VORLIEGENDER AUSZUG
┄┄┄┄┄┄┄┄┄┄
Das Bundesamt für Naturschutz hat seinen Agrarreport vorgestellt. Um die biologische Vielfalt ist es demnach schlecht bestellt in unseren Agrarlandschaften. Vögel, Bienen und andere Insekten, aber auch die meisten Ackerwildkräuter können dort kaum noch überleben, ihre Bestände gehen dramatisch zurück. Ursache sind unter anderem Pestizideinsatz und Monokulturen. Die Agrarwirtschaft sägt an dem Ast, auf dem sie selber sitzt, wenn sie ihre eigenen Produktionsgrundlagen weiter derart kurzsichtig zerstört.
Es ist gut, dass mit dem Bundesamt für Naturschutz jetzt auch eine Bundesbehörde die Ursachen erkennt und benennt, dass wir eine „grundlegende Neuausrichtung“ der Agrarpolitik brauchen. Das unterstützt unsere Forderung nach einer Agrarwende.
┄┄┄┄┄┄┄┄┄┄
Einträge aus einer Sammlung

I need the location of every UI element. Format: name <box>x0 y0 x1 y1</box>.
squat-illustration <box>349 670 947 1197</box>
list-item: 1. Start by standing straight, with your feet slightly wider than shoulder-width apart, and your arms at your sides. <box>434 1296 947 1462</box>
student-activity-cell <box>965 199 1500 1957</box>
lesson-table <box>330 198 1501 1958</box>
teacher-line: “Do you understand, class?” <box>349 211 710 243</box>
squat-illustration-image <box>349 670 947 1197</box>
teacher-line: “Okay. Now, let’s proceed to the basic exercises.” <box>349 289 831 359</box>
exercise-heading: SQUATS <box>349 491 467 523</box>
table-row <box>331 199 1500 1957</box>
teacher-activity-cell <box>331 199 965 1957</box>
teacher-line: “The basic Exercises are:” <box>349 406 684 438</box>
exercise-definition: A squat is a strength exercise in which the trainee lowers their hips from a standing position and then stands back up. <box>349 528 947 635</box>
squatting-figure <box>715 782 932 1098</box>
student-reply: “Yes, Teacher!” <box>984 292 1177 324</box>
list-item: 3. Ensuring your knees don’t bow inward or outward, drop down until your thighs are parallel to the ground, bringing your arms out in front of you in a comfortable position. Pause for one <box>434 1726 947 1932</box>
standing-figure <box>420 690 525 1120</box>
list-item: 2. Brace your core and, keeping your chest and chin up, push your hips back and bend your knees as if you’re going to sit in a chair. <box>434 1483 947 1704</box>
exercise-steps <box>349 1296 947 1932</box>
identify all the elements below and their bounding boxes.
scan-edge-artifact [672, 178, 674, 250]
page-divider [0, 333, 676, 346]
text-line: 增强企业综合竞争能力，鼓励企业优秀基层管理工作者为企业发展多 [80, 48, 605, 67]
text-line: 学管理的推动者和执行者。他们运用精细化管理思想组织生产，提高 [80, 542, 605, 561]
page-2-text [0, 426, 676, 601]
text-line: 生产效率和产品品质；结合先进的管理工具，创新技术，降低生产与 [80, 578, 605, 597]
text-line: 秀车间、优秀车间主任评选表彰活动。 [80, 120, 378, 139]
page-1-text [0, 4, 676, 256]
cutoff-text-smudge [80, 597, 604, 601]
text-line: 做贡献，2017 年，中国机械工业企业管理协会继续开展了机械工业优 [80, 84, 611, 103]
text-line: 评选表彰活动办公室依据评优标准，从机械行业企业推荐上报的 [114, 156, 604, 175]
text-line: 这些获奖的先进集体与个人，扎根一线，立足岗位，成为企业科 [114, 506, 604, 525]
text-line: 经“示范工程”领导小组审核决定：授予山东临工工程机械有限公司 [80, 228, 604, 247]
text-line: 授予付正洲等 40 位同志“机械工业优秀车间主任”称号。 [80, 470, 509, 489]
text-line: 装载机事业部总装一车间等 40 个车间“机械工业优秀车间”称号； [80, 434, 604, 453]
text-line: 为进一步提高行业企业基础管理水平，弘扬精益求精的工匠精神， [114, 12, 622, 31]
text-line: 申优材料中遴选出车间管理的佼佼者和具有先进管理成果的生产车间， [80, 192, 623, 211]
┄┄┄┄┄┄┄┄┄┄
ZU BEANTWORTENDE FRAGEN
1. Übersetze diesen Satz aus dem Auszug zum Agrarreport ins Englische: „Ursache sind unter anderem Pestizideinsatz und Monokulturen.“
2. Führe den Auszug zum Agrarreport nach seinem letzten Satz weiter.
Die Einträge sind eigenständiges Material und gehören nicht zum Auszug zum Agrarreport.

LISTE DER ANTWORTEN
1. Among the causes are pesticide use and monocultures.

2.
Mehrere Anträge von Bündnis 90/Die Grünen in der „Pestizid“-Bundestagsdebatte am Donnerstag zeigen Auswege aus der Sackgasse Pestizide auf und fordern ein Verbot von Bienenkillern und Glyphosat. Agrarminister Schmidt darf die gravierenden Probleme nicht länger ignorieren. Eine Weiter-so-Politik ist keine Option.